##### The data
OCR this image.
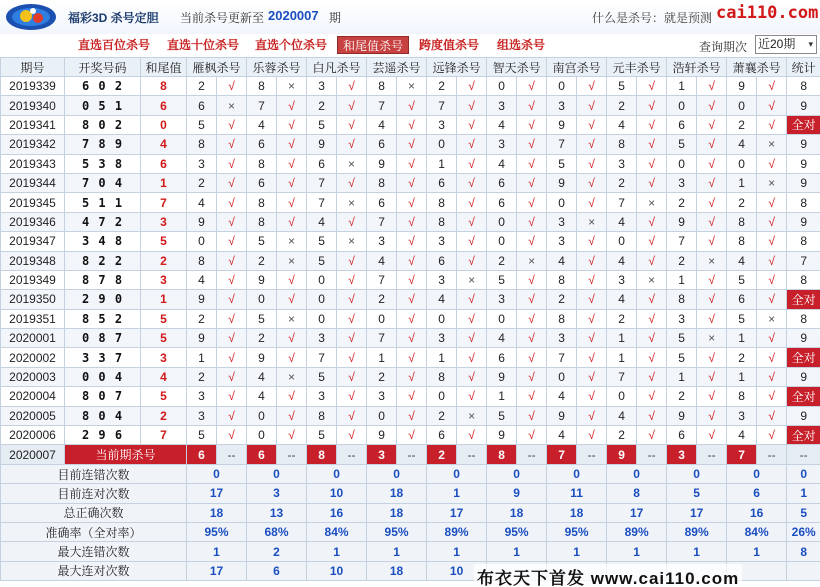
福彩3D 杀号定胆 当前杀号更新至 2020007 期	什么是杀号：就是预测 cai110.com
直选百位杀号 直选十位杀号 直选个位杀号	和尾值杀号	跨度值杀号 组选杀号	查询期次 近20期 ▾
期号	开奖号码	和尾值	雁枫杀号		乐蓉杀号		白凡杀号		芸遥杀号		远锋杀号		智天杀号		南宫杀号		元丰杀号		浩轩杀号		萧襄杀号		统计
2019339	6 0 2	8	2	√	8	×	3	√	8	×	2	√	0	√	0	√	5	√	1	√	9	√	8
2019340	0 5 1	6	6	×	7	√	2	√	7	√	7	√	3	√	3	√	2	√	0	√	0	√	9
2019341	8 0 2	0	5	√	4	√	5	√	4	√	3	√	4	√	9	√	4	√	6	√	2	√	全对
2019342	7 8 9	4	8	√	6	√	9	√	6	√	0	√	3	√	7	√	8	√	5	√	4	×	9
2019343	5 3 8	6	3	√	8	√	6	×	9	√	1	√	4	√	5	√	3	√	0	√	0	√	9
2019344	7 0 4	1	2	√	6	√	7	√	8	√	6	√	6	√	9	√	2	√	3	√	1	×	9
2019345	5 1 1	7	4	√	8	√	7	×	6	√	8	√	6	√	0	√	7	×	2	√	2	√	8
2019346	4 7 2	3	9	√	8	√	4	√	7	√	8	√	0	√	3	×	4	√	9	√	8	√	9
2019347	3 4 8	5	0	√	5	×	5	×	3	√	3	√	0	√	3	√	0	√	7	√	8	√	8
2019348	8 2 2	2	8	√	2	×	5	√	4	√	6	√	2	×	4	√	4	√	2	×	4	√	7
2019349	8 7 8	3	4	√	9	√	0	√	7	√	3	×	5	√	8	√	3	×	1	√	5	√	8
2019350	2 9 0	1	9	√	0	√	0	√	2	√	4	√	3	√	2	√	4	√	8	√	6	√	全对
2019351	8 5 2	5	2	√	5	×	0	√	0	√	0	√	0	√	8	√	2	√	3	√	5	×	8
2020001	0 8 7	5	9	√	2	√	3	√	7	√	3	√	4	√	3	√	1	√	5	×	1	√	9
2020002	3 3 7	3	1	√	9	√	7	√	1	√	1	√	6	√	7	√	1	√	5	√	2	√	全对
2020003	0 0 4	4	2	√	4	×	5	√	2	√	8	√	9	√	0	√	7	√	1	√	1	√	9
2020004	8 0 7	5	3	√	4	√	3	√	3	√	0	√	1	√	4	√	0	√	2	√	8	√	全对
2020005	8 0 4	2	3	√	0	√	8	√	0	√	2	×	5	√	9	√	4	√	9	√	3	√	9
2020006	2 9 6	7	5	√	0	√	5	√	9	√	6	√	9	√	4	√	2	√	6	√	4	√	全对
2020007	当前期杀号		6	--	6	--	8	--	3	--	2	--	8	--	7	--	9	--	3	--	7	--	--
目前连错次数			0		0		0		0		0		0		0		0		0		0		0
目前连对次数			17		3		10		18		1		9		11		8		5		6		1
总正确次数			18		13		16		18		17		18		18		17		17		16		5
准确率（全对率）			95%		68%		84%		95%		89%		95%		95%		89%		89%		84%		26%
最大连错次数			1		2		1		1		1		1		1		1		1		1		8
最大连对次数			17		6		10		18		10												布衣天下首发 www.cai110.com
##########
**To do:** Except for the pictures, reproduce every line exactly.

**The reply:**
OCR this image.
福彩3D 杀号定胆 当前杀号更新至 2020007 期	什么是杀号：就是预测 cai110.com
直选百位杀号 直选十位杀号 直选个位杀号	和尾值杀号	跨度值杀号 组选杀号	查询期次 近20期 ▾
期号	开奖号码	和尾值	雁枫杀号		乐蓉杀号		白凡杀号		芸遥杀号		远锋杀号		智天杀号		南宫杀号		元丰杀号		浩轩杀号		萧襄杀号		统计
2019339	6 0 2	8	2	√	8	×	3	√	8	×	2	√	0	√	0	√	5	√	1	√	9	√	8
2019340	0 5 1	6	6	×	7	√	2	√	7	√	7	√	3	√	3	√	2	√	0	√	0	√	9
2019341	8 0 2	0	5	√	4	√	5	√	4	√	3	√	4	√	9	√	4	√	6	√	2	√	全对
2019342	7 8 9	4	8	√	6	√	9	√	6	√	0	√	3	√	7	√	8	√	5	√	4	×	9
2019343	5 3 8	6	3	√	8	√	6	×	9	√	1	√	4	√	5	√	3	√	0	√	0	√	9
2019344	7 0 4	1	2	√	6	√	7	√	8	√	6	√	6	√	9	√	2	√	3	√	1	×	9
2019345	5 1 1	7	4	√	8	√	7	×	6	√	8	√	6	√	0	√	7	×	2	√	2	√	8
2019346	4 7 2	3	9	√	8	√	4	√	7	√	8	√	0	√	3	×	4	√	9	√	8	√	9
2019347	3 4 8	5	0	√	5	×	5	×	3	√	3	√	0	√	3	√	0	√	7	√	8	√	8
2019348	8 2 2	2	8	√	2	×	5	√	4	√	6	√	2	×	4	√	4	√	2	×	4	√	7
2019349	8 7 8	3	4	√	9	√	0	√	7	√	3	×	5	√	8	√	3	×	1	√	5	√	8
2019350	2 9 0	1	9	√	0	√	0	√	2	√	4	√	3	√	2	√	4	√	8	√	6	√	全对
2019351	8 5 2	5	2	√	5	×	0	√	0	√	0	√	0	√	8	√	2	√	3	√	5	×	8
2020001	0 8 7	5	9	√	2	√	3	√	7	√	3	√	4	√	3	√	1	√	5	×	1	√	9
2020002	3 3 7	3	1	√	9	√	7	√	1	√	1	√	6	√	7	√	1	√	5	√	2	√	全对
2020003	0 0 4	4	2	√	4	×	5	√	2	√	8	√	9	√	0	√	7	√	1	√	1	√	9
2020004	8 0 7	5	3	√	4	√	3	√	3	√	0	√	1	√	4	√	0	√	2	√	8	√	全对
2020005	8 0 4	2	3	√	0	√	8	√	0	√	2	×	5	√	9	√	4	√	9	√	3	√	9
2020006	2 9 6	7	5	√	0	√	5	√	9	√	6	√	9	√	4	√	2	√	6	√	4	√	全对
2020007	当前期杀号		6	--	6	--	8	--	3	--	2	--	8	--	7	--	9	--	3	--	7	--	--
目前连错次数			0		0		0		0		0		0		0		0		0		0		0
目前连对次数			17		3		10		18		1		9		11		8		5		6		1
总正确次数			18		13		16		18		17		18		18		17		17		16		5
准确率（全对率）			95%		68%		84%		95%		89%		95%		95%		89%		89%		84%		26%
最大连错次数			1		2		1		1		1		1		1		1		1		1		8
最大连对次数			17		6		10		18		10												布衣天下首发 www.cai110.com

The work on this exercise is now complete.